*** RECORDS FOR THIS EXERCISE ***
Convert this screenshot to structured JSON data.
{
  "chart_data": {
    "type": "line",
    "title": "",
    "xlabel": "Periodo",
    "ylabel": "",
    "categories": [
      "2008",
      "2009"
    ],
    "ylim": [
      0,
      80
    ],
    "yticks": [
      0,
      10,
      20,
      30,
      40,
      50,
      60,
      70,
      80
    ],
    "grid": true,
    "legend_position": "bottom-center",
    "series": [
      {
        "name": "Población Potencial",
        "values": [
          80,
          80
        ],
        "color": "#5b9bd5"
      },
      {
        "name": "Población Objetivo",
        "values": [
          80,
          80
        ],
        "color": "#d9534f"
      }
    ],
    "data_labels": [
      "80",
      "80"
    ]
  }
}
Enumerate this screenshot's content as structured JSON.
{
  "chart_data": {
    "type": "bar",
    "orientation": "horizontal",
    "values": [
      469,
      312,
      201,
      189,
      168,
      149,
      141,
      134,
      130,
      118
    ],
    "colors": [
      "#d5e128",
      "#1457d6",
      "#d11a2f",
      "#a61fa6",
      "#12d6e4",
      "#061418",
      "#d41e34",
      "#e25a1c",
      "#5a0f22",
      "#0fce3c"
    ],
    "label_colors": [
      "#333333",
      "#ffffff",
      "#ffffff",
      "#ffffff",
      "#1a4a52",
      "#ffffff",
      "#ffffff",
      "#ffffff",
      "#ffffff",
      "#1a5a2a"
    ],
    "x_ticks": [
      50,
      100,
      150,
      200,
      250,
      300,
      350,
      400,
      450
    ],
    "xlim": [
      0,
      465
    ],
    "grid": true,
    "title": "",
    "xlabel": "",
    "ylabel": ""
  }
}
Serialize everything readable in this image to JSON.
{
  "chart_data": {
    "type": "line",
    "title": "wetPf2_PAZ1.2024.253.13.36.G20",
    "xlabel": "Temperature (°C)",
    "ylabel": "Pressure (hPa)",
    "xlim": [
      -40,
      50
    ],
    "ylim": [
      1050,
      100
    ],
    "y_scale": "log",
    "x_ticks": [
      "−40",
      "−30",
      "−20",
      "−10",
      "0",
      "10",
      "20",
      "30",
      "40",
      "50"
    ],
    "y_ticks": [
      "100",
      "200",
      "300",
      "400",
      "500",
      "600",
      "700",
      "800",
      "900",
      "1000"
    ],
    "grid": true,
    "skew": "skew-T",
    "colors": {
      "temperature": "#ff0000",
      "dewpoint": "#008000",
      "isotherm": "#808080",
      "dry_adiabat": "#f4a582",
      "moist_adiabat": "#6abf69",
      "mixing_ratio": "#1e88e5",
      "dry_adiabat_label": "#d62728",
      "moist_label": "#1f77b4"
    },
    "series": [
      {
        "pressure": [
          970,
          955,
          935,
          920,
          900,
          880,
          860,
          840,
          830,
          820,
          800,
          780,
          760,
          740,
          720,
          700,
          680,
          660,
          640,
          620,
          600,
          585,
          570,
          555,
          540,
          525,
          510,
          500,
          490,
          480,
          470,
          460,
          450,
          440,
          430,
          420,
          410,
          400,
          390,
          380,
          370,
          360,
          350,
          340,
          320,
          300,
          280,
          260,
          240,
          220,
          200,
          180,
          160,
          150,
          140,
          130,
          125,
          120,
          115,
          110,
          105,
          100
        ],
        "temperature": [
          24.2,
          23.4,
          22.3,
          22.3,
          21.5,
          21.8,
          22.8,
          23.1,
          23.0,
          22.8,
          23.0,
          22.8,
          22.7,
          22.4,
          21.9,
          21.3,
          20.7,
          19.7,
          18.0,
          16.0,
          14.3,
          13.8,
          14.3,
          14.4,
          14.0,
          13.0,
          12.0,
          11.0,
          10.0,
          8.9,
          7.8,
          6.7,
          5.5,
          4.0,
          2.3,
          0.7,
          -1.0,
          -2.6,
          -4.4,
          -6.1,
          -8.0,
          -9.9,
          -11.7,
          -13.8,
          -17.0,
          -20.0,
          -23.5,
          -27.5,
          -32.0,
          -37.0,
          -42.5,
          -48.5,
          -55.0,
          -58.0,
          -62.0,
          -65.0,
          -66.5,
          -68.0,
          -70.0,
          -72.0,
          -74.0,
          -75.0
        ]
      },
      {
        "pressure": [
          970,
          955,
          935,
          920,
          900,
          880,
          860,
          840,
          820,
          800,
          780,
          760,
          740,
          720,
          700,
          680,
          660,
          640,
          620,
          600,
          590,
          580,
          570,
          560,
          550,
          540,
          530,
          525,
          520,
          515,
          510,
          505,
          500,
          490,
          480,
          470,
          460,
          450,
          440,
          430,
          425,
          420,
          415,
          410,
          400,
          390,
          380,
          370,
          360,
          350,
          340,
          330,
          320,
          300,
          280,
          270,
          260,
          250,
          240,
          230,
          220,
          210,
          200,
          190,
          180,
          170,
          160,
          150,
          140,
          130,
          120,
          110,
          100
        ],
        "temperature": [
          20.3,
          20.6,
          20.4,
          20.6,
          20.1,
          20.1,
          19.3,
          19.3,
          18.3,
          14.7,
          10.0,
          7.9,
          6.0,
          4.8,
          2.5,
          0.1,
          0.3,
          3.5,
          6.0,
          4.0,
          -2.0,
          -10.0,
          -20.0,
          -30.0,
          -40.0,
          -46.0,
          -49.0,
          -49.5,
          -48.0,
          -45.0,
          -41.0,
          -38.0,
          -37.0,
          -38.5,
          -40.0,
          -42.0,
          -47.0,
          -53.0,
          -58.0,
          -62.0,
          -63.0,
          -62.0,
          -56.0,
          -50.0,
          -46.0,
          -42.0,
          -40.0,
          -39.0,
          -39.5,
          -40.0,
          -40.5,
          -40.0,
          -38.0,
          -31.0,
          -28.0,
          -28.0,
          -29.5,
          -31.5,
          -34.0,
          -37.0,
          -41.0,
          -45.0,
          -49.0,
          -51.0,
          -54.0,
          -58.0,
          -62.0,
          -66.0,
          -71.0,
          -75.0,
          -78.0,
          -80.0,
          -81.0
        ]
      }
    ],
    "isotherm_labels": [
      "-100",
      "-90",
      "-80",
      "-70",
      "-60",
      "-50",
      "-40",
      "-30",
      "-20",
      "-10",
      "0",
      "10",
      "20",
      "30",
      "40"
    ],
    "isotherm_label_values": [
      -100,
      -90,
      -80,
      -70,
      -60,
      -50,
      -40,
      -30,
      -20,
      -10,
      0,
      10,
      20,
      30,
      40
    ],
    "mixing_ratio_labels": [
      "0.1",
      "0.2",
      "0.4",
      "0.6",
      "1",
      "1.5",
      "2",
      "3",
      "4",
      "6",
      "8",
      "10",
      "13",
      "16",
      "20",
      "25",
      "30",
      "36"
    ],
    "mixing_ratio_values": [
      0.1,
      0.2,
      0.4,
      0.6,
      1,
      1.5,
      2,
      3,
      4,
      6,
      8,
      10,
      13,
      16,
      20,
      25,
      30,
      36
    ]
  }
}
***
AIM OF THE EXERCISE >> Transcribe all of the material exactly. Omit nothing.

ANSWER TO THE PROBLEM >>
Convert this screenshot to structured JSON data.
{
  "chart_data": {
    "type": "line",
    "title": "",
    "xlabel": "Periodo",
    "ylabel": "",
    "categories": [
      "2008",
      "2009"
    ],
    "ylim": [
      0,
      80
    ],
    "yticks": [
      0,
      10,
      20,
      30,
      40,
      50,
      60,
      70,
      80
    ],
    "grid": true,
    "legend_position": "bottom-center",
    "series": [
      {
        "name": "Población Potencial",
        "values": [
          80,
          80
        ],
        "color": "#5b9bd5"
      },
      {
        "name": "Población Objetivo",
        "values": [
          80,
          80
        ],
        "color": "#d9534f"
      }
    ],
    "data_labels": [
      "80",
      "80"
    ]
  }
}
Enumerate this screenshot's content as structured JSON.
{
  "chart_data": {
    "type": "bar",
    "orientation": "horizontal",
    "values": [
      469,
      312,
      201,
      189,
      168,
      149,
      141,
      134,
      130,
      118
    ],
    "colors": [
      "#d5e128",
      "#1457d6",
      "#d11a2f",
      "#a61fa6",
      "#12d6e4",
      "#061418",
      "#d41e34",
      "#e25a1c",
      "#5a0f22",
      "#0fce3c"
    ],
    "label_colors": [
      "#333333",
      "#ffffff",
      "#ffffff",
      "#ffffff",
      "#1a4a52",
      "#ffffff",
      "#ffffff",
      "#ffffff",
      "#ffffff",
      "#1a5a2a"
    ],
    "x_ticks": [
      50,
      100,
      150,
      200,
      250,
      300,
      350,
      400,
      450
    ],
    "xlim": [
      0,
      465
    ],
    "grid": true,
    "title": "",
    "xlabel": "",
    "ylabel": ""
  }
}
Serialize everything readable in this image to JSON.
{
  "chart_data": {
    "type": "line",
    "title": "wetPf2_PAZ1.2024.253.13.36.G20",
    "xlabel": "Temperature (°C)",
    "ylabel": "Pressure (hPa)",
    "xlim": [
      -40,
      50
    ],
    "ylim": [
      1050,
      100
    ],
    "y_scale": "log",
    "x_ticks": [
      "−40",
      "−30",
      "−20",
      "−10",
      "0",
      "10",
      "20",
      "30",
      "40",
      "50"
    ],
    "y_ticks": [
      "100",
      "200",
      "300",
      "400",
      "500",
      "600",
      "700",
      "800",
      "900",
      "1000"
    ],
    "grid": true,
    "skew": "skew-T",
    "colors": {
      "temperature": "#ff0000",
      "dewpoint": "#008000",
      "isotherm": "#808080",
      "dry_adiabat": "#f4a582",
      "moist_adiabat": "#6abf69",
      "mixing_ratio": "#1e88e5",
      "dry_adiabat_label": "#d62728",
      "moist_label": "#1f77b4"
    },
    "series": [
      {
        "pressure": [
          970,
          955,
          935,
          920,
          900,
          880,
          860,
          840,
          830,
          820,
          800,
          780,
          760,
          740,
          720,
          700,
          680,
          660,
          640,
          620,
          600,
          585,
          570,
          555,
          540,
          525,
          510,
          500,
          490,
          480,
          470,
          460,
          450,
          440,
          430,
          420,
          410,
          400,
          390,
          380,
          370,
          360,
          350,
          340,
          320,
          300,
          280,
          260,
          240,
          220,
          200,
          180,
          160,
          150,
          140,
          130,
          125,
          120,
          115,
          110,
          105,
          100
        ],
        "temperature": [
          24.2,
          23.4,
          22.3,
          22.3,
          21.5,
          21.8,
          22.8,
          23.1,
          23.0,
          22.8,
          23.0,
          22.8,
          22.7,
          22.4,
          21.9,
          21.3,
          20.7,
          19.7,
          18.0,
          16.0,
          14.3,
          13.8,
          14.3,
          14.4,
          14.0,
          13.0,
          12.0,
          11.0,
          10.0,
          8.9,
          7.8,
          6.7,
          5.5,
          4.0,
          2.3,
          0.7,
          -1.0,
          -2.6,
          -4.4,
          -6.1,
          -8.0,
          -9.9,
          -11.7,
          -13.8,
          -17.0,
          -20.0,
          -23.5,
          -27.5,
          -32.0,
          -37.0,
          -42.5,
          -48.5,
          -55.0,
          -58.0,
          -62.0,
          -65.0,
          -66.5,
          -68.0,
          -70.0,
          -72.0,
          -74.0,
          -75.0
        ]
      },
      {
        "pressure": [
          970,
          955,
          935,
          920,
          900,
          880,
          860,
          840,
          820,
          800,
          780,
          760,
          740,
          720,
          700,
          680,
          660,
          640,
          620,
          600,
          590,
          580,
          570,
          560,
          550,
          540,
          530,
          525,
          520,
          515,
          510,
          505,
          500,
          490,
          480,
          470,
          460,
          450,
          440,
          430,
          425,
          420,
          415,
          410,
          400,
          390,
          380,
          370,
          360,
          350,
          340,
          330,
          320,
          300,
          280,
          270,
          260,
          250,
          240,
          230,
          220,
          210,
          200,
          190,
          180,
          170,
          160,
          150,
          140,
          130,
          120,
          110,
          100
        ],
        "temperature": [
          20.3,
          20.6,
          20.4,
          20.6,
          20.1,
          20.1,
          19.3,
          19.3,
          18.3,
          14.7,
          10.0,
          7.9,
          6.0,
          4.8,
          2.5,
          0.1,
          0.3,
          3.5,
          6.0,
          4.0,
          -2.0,
          -10.0,
          -20.0,
          -30.0,
          -40.0,
          -46.0,
          -49.0,
          -49.5,
          -48.0,
          -45.0,
          -41.0,
          -38.0,
          -37.0,
          -38.5,
          -40.0,
          -42.0,
          -47.0,
          -53.0,
          -58.0,
          -62.0,
          -63.0,
          -62.0,
          -56.0,
          -50.0,
          -46.0,
          -42.0,
          -40.0,
          -39.0,
          -39.5,
          -40.0,
          -40.5,
          -40.0,
          -38.0,
          -31.0,
          -28.0,
          -28.0,
          -29.5,
          -31.5,
          -34.0,
          -37.0,
          -41.0,
          -45.0,
          -49.0,
          -51.0,
          -54.0,
          -58.0,
          -62.0,
          -66.0,
          -71.0,
          -75.0,
          -78.0,
          -80.0,
          -81.0
        ]
      }
    ],
    "isotherm_labels": [
      "-100",
      "-90",
      "-80",
      "-70",
      "-60",
      "-50",
      "-40",
      "-30",
      "-20",
      "-10",
      "0",
      "10",
      "20",
      "30",
      "40"
    ],
    "isotherm_label_values": [
      -100,
      -90,
      -80,
      -70,
      -60,
      -50,
      -40,
      -30,
      -20,
      -10,
      0,
      10,
      20,
      30,
      40
    ],
    "mixing_ratio_labels": [
      "0.1",
      "0.2",
      "0.4",
      "0.6",
      "1",
      "1.5",
      "2",
      "3",
      "4",
      "6",
      "8",
      "10",
      "13",
      "16",
      "20",
      "25",
      "30",
      "36"
    ],
    "mixing_ratio_values": [
      0.1,
      0.2,
      0.4,
      0.6,
      1,
      1.5,
      2,
      3,
      4,
      6,
      8,
      10,
      13,
      16,
      20,
      25,
      30,
      36
    ]
  }
}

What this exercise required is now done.